Can you print every record below exactly as written?

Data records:
========

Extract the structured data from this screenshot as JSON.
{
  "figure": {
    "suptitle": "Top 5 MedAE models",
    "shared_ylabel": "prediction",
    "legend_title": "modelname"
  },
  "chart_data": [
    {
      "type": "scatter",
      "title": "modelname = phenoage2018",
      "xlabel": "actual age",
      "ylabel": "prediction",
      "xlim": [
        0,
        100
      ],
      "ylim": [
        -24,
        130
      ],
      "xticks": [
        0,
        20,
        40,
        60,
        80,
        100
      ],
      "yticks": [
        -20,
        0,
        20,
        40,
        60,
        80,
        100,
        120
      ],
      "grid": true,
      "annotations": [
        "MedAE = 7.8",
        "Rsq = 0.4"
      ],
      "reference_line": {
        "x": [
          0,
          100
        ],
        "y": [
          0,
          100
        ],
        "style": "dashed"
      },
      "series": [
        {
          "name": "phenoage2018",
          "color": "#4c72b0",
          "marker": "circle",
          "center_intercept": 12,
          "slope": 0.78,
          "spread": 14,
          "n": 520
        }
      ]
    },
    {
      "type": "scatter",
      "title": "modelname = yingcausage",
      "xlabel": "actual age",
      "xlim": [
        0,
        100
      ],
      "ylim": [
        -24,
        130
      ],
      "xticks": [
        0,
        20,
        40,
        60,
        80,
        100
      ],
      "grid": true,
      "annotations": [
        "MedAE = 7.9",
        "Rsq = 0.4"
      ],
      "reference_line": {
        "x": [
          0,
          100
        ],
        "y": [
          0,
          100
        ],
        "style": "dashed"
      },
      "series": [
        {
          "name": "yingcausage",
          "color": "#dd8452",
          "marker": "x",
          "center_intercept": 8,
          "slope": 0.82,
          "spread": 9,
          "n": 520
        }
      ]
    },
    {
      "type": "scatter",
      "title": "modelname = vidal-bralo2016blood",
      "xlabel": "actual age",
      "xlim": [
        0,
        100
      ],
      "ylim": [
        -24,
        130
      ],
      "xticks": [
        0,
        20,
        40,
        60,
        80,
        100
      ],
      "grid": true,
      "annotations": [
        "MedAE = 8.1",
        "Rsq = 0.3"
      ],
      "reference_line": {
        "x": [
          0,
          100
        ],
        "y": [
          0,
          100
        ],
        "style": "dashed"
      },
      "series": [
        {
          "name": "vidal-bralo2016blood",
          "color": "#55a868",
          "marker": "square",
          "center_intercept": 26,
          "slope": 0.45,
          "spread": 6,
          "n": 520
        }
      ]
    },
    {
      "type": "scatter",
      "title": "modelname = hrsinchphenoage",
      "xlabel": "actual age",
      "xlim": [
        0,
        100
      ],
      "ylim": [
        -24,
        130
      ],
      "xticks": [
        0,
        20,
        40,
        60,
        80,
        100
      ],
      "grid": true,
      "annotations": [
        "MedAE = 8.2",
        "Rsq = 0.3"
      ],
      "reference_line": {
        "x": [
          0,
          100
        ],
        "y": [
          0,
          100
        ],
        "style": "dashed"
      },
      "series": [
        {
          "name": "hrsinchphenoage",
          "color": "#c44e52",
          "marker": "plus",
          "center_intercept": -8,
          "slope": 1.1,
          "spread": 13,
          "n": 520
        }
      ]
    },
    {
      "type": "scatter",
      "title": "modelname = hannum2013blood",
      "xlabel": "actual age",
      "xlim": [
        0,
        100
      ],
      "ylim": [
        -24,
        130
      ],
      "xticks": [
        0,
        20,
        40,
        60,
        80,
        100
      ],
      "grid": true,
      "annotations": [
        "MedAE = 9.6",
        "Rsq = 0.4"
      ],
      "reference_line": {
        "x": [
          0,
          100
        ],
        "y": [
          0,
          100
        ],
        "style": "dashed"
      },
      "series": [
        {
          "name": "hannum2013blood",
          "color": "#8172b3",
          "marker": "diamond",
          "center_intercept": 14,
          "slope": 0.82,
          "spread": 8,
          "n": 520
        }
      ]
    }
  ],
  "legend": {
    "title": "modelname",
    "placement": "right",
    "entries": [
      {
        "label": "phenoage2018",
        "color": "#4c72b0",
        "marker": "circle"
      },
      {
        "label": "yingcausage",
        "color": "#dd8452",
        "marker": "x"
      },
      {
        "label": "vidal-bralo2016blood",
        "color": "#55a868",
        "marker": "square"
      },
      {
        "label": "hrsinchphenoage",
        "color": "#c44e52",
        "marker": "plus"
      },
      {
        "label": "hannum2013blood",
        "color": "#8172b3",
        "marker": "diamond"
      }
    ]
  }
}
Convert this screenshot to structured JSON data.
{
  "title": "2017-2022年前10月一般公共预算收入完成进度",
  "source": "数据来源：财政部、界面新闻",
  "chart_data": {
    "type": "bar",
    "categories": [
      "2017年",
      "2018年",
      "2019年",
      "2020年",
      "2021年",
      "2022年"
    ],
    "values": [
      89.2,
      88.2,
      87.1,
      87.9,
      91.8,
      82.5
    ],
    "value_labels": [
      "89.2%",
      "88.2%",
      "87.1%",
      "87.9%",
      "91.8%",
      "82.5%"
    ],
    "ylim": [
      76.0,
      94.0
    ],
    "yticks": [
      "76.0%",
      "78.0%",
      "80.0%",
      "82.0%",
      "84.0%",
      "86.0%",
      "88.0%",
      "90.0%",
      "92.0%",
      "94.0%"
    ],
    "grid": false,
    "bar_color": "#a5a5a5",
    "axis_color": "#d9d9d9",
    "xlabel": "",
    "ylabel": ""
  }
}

========

Expected output
Extract the structured data from this screenshot as JSON.
{
  "figure": {
    "suptitle": "Top 5 MedAE models",
    "shared_ylabel": "prediction",
    "legend_title": "modelname"
  },
  "chart_data": [
    {
      "type": "scatter",
      "title": "modelname = phenoage2018",
      "xlabel": "actual age",
      "ylabel": "prediction",
      "xlim": [
        0,
        100
      ],
      "ylim": [
        -24,
        130
      ],
      "xticks": [
        0,
        20,
        40,
        60,
        80,
        100
      ],
      "yticks": [
        -20,
        0,
        20,
        40,
        60,
        80,
        100,
        120
      ],
      "grid": true,
      "annotations": [
        "MedAE = 7.8",
        "Rsq = 0.4"
      ],
      "reference_line": {
        "x": [
          0,
          100
        ],
        "y": [
          0,
          100
        ],
        "style": "dashed"
      },
      "series": [
        {
          "name": "phenoage2018",
          "color": "#4c72b0",
          "marker": "circle",
          "center_intercept": 12,
          "slope": 0.78,
          "spread": 14,
          "n": 520
        }
      ]
    },
    {
      "type": "scatter",
      "title": "modelname = yingcausage",
      "xlabel": "actual age",
      "xlim": [
        0,
        100
      ],
      "ylim": [
        -24,
        130
      ],
      "xticks": [
        0,
        20,
        40,
        60,
        80,
        100
      ],
      "grid": true,
      "annotations": [
        "MedAE = 7.9",
        "Rsq = 0.4"
      ],
      "reference_line": {
        "x": [
          0,
          100
        ],
        "y": [
          0,
          100
        ],
        "style": "dashed"
      },
      "series": [
        {
          "name": "yingcausage",
          "color": "#dd8452",
          "marker": "x",
          "center_intercept": 8,
          "slope": 0.82,
          "spread": 9,
          "n": 520
        }
      ]
    },
    {
      "type": "scatter",
      "title": "modelname = vidal-bralo2016blood",
      "xlabel": "actual age",
      "xlim": [
        0,
        100
      ],
      "ylim": [
        -24,
        130
      ],
      "xticks": [
        0,
        20,
        40,
        60,
        80,
        100
      ],
      "grid": true,
      "annotations": [
        "MedAE = 8.1",
        "Rsq = 0.3"
      ],
      "reference_line": {
        "x": [
          0,
          100
        ],
        "y": [
          0,
          100
        ],
        "style": "dashed"
      },
      "series": [
        {
          "name": "vidal-bralo2016blood",
          "color": "#55a868",
          "marker": "square",
          "center_intercept": 26,
          "slope": 0.45,
          "spread": 6,
          "n": 520
        }
      ]
    },
    {
      "type": "scatter",
      "title": "modelname = hrsinchphenoage",
      "xlabel": "actual age",
      "xlim": [
        0,
        100
      ],
      "ylim": [
        -24,
        130
      ],
      "xticks": [
        0,
        20,
        40,
        60,
        80,
        100
      ],
      "grid": true,
      "annotations": [
        "MedAE = 8.2",
        "Rsq = 0.3"
      ],
      "reference_line": {
        "x": [
          0,
          100
        ],
        "y": [
          0,
          100
        ],
        "style": "dashed"
      },
      "series": [
        {
          "name": "hrsinchphenoage",
          "color": "#c44e52",
          "marker": "plus",
          "center_intercept": -8,
          "slope": 1.1,
          "spread": 13,
          "n": 520
        }
      ]
    },
    {
      "type": "scatter",
      "title": "modelname = hannum2013blood",
      "xlabel": "actual age",
      "xlim": [
        0,
        100
      ],
      "ylim": [
        -24,
        130
      ],
      "xticks": [
        0,
        20,
        40,
        60,
        80,
        100
      ],
      "grid": true,
      "annotations": [
        "MedAE = 9.6",
        "Rsq = 0.4"
      ],
      "reference_line": {
        "x": [
          0,
          100
        ],
        "y": [
          0,
          100
        ],
        "style": "dashed"
      },
      "series": [
        {
          "name": "hannum2013blood",
          "color": "#8172b3",
          "marker": "diamond",
          "center_intercept": 14,
          "slope": 0.82,
          "spread": 8,
          "n": 520
        }
      ]
    }
  ],
  "legend": {
    "title": "modelname",
    "placement": "right",
    "entries": [
      {
        "label": "phenoage2018",
        "color": "#4c72b0",
        "marker": "circle"
      },
      {
        "label": "yingcausage",
        "color": "#dd8452",
        "marker": "x"
      },
      {
        "label": "vidal-bralo2016blood",
        "color": "#55a868",
        "marker": "square"
      },
      {
        "label": "hrsinchphenoage",
        "color": "#c44e52",
        "marker": "plus"
      },
      {
        "label": "hannum2013blood",
        "color": "#8172b3",
        "marker": "diamond"
      }
    ]
  }
}
Convert this screenshot to structured JSON data.
{
  "title": "2017-2022年前10月一般公共预算收入完成进度",
  "source": "数据来源：财政部、界面新闻",
  "chart_data": {
    "type": "bar",
    "categories": [
      "2017年",
      "2018年",
      "2019年",
      "2020年",
      "2021年",
      "2022年"
    ],
    "values": [
      89.2,
      88.2,
      87.1,
      87.9,
      91.8,
      82.5
    ],
    "value_labels": [
      "89.2%",
      "88.2%",
      "87.1%",
      "87.9%",
      "91.8%",
      "82.5%"
    ],
    "ylim": [
      76.0,
      94.0
    ],
    "yticks": [
      "76.0%",
      "78.0%",
      "80.0%",
      "82.0%",
      "84.0%",
      "86.0%",
      "88.0%",
      "90.0%",
      "92.0%",
      "94.0%"
    ],
    "grid": false,
    "bar_color": "#a5a5a5",
    "axis_color": "#d9d9d9",
    "xlabel": "",
    "ylabel": ""
  }
}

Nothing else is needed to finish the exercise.